Entries from a visual dataset
★ ★ ★

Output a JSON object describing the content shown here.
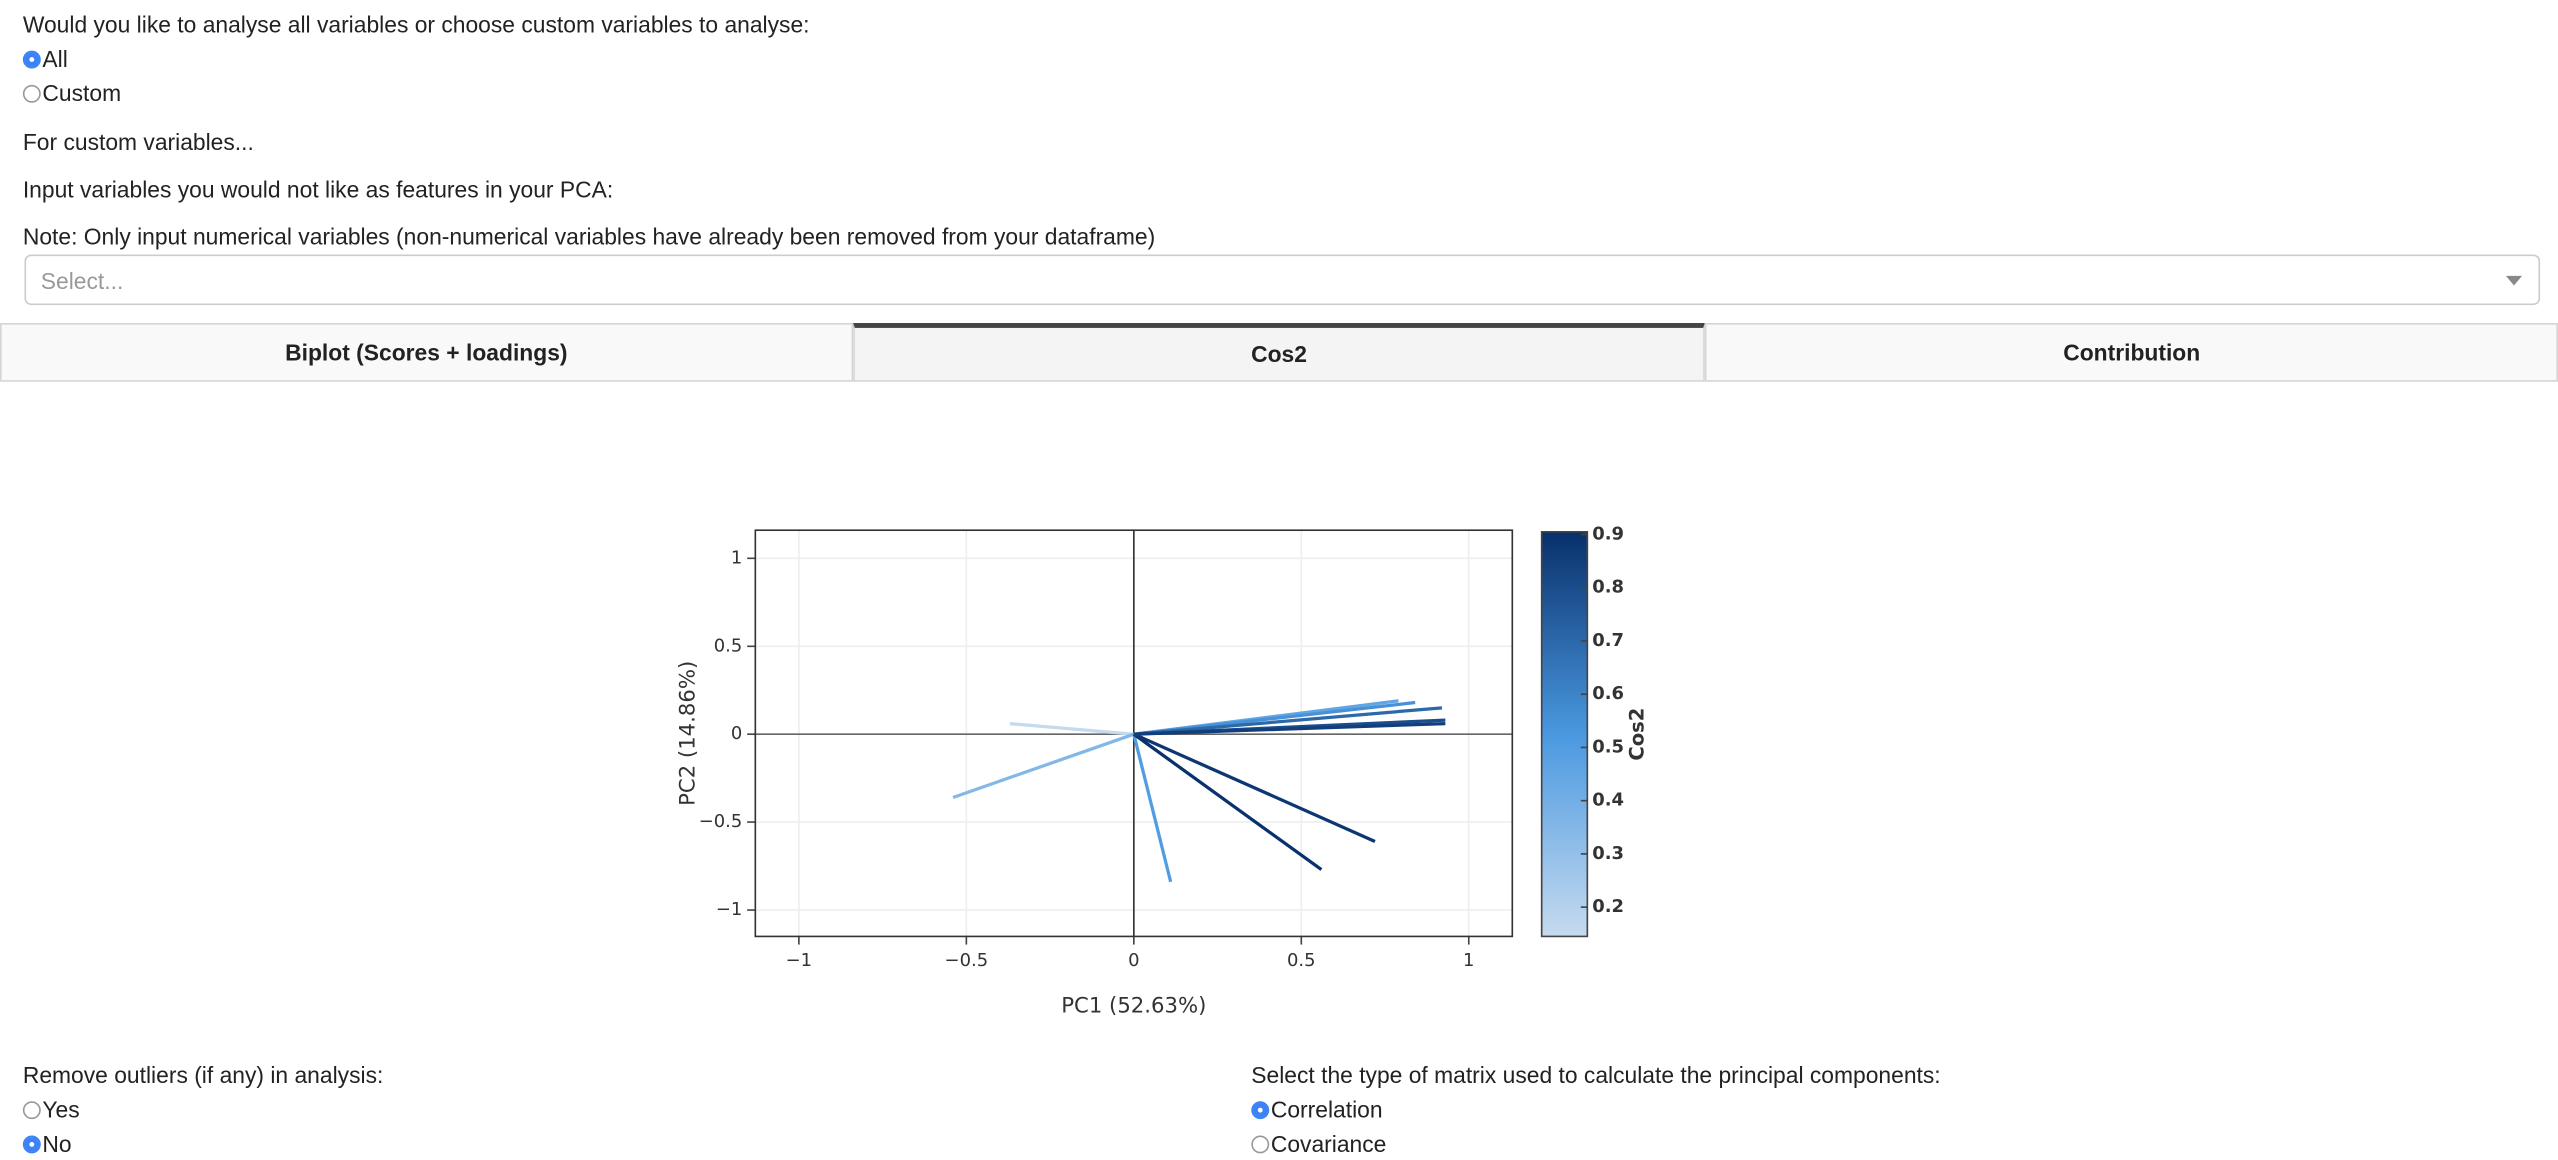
{
  "question": {
    "label": "Would you like to analyse all variables or choose custom variables to analyse:",
    "options": [
      "All",
      "Custom"
    ],
    "selected": 0
  },
  "custom_heading": "For custom variables...",
  "exclude_label": "Input variables you would not like as features in your PCA:",
  "note": "Note: Only input numerical variables (non-numerical variables have already been removed from your dataframe)",
  "select_placeholder": "Select...",
  "tabs": [
    "Biplot (Scores + loadings)",
    "Cos2",
    "Contribution"
  ],
  "active_tab": 1,
  "chart_data": {
    "type": "vectors",
    "xlabel": "PC1 (52.63%)",
    "ylabel": "PC2 (14.86%)",
    "x": [
      -0.37,
      -0.54,
      0.11,
      0.56,
      0.72,
      0.79,
      0.84,
      0.92,
      0.93,
      0.93
    ],
    "values": [
      0.06,
      -0.36,
      -0.84,
      -0.77,
      -0.61,
      0.19,
      0.18,
      0.15,
      0.08,
      0.06
    ],
    "cos2": [
      0.15,
      0.35,
      0.5,
      0.9,
      0.88,
      0.45,
      0.55,
      0.7,
      0.8,
      0.85
    ],
    "colorbar_title": "Cos2",
    "colorlim": [
      0.145,
      0.905
    ],
    "colorticks": [
      0.2,
      0.3,
      0.4,
      0.5,
      0.6,
      0.7,
      0.8,
      0.9
    ],
    "colorscale": [
      "#c6dbef",
      "#4a98e0",
      "#08306b"
    ],
    "xlim": [
      -1.13,
      1.13
    ],
    "ylim": [
      -1.15,
      1.16
    ],
    "xticks": [
      {
        "value": -1,
        "label": "−1"
      },
      {
        "value": -0.5,
        "label": "−0.5"
      },
      0,
      0.5,
      1
    ],
    "yticks": [
      {
        "value": -1,
        "label": "−1"
      },
      {
        "value": -0.5,
        "label": "−0.5"
      },
      0,
      0.5,
      1
    ],
    "grid": true
  },
  "outliers": {
    "label": "Remove outliers (if any) in analysis:",
    "options": [
      "Yes",
      "No"
    ],
    "selected": 1
  },
  "matrix": {
    "label": "Select the type of matrix used to calculate the principal components:",
    "options": [
      "Correlation",
      "Covariance"
    ],
    "selected": 0
  }
}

★ ★ ★

Set every line down exactly as written, leaving each picture out.

» **ANSWER BELOW**
Output a JSON object describing the content shown here.
{
  "question": {
    "label": "Would you like to analyse all variables or choose custom variables to analyse:",
    "options": [
      "All",
      "Custom"
    ],
    "selected": 0
  },
  "custom_heading": "For custom variables...",
  "exclude_label": "Input variables you would not like as features in your PCA:",
  "note": "Note: Only input numerical variables (non-numerical variables have already been removed from your dataframe)",
  "select_placeholder": "Select...",
  "tabs": [
    "Biplot (Scores + loadings)",
    "Cos2",
    "Contribution"
  ],
  "active_tab": 1,
  "chart_data": {
    "type": "vectors",
    "xlabel": "PC1 (52.63%)",
    "ylabel": "PC2 (14.86%)",
    "x": [
      -0.37,
      -0.54,
      0.11,
      0.56,
      0.72,
      0.79,
      0.84,
      0.92,
      0.93,
      0.93
    ],
    "values": [
      0.06,
      -0.36,
      -0.84,
      -0.77,
      -0.61,
      0.19,
      0.18,
      0.15,
      0.08,
      0.06
    ],
    "cos2": [
      0.15,
      0.35,
      0.5,
      0.9,
      0.88,
      0.45,
      0.55,
      0.7,
      0.8,
      0.85
    ],
    "colorbar_title": "Cos2",
    "colorlim": [
      0.145,
      0.905
    ],
    "colorticks": [
      0.2,
      0.3,
      0.4,
      0.5,
      0.6,
      0.7,
      0.8,
      0.9
    ],
    "colorscale": [
      "#c6dbef",
      "#4a98e0",
      "#08306b"
    ],
    "xlim": [
      -1.13,
      1.13
    ],
    "ylim": [
      -1.15,
      1.16
    ],
    "xticks": [
      {
        "value": -1,
        "label": "−1"
      },
      {
        "value": -0.5,
        "label": "−0.5"
      },
      0,
      0.5,
      1
    ],
    "yticks": [
      {
        "value": -1,
        "label": "−1"
      },
      {
        "value": -0.5,
        "label": "−0.5"
      },
      0,
      0.5,
      1
    ],
    "grid": true
  },
  "outliers": {
    "label": "Remove outliers (if any) in analysis:",
    "options": [
      "Yes",
      "No"
    ],
    "selected": 1
  },
  "matrix": {
    "label": "Select the type of matrix used to calculate the principal components:",
    "options": [
      "Correlation",
      "Covariance"
    ],
    "selected": 0
  }
}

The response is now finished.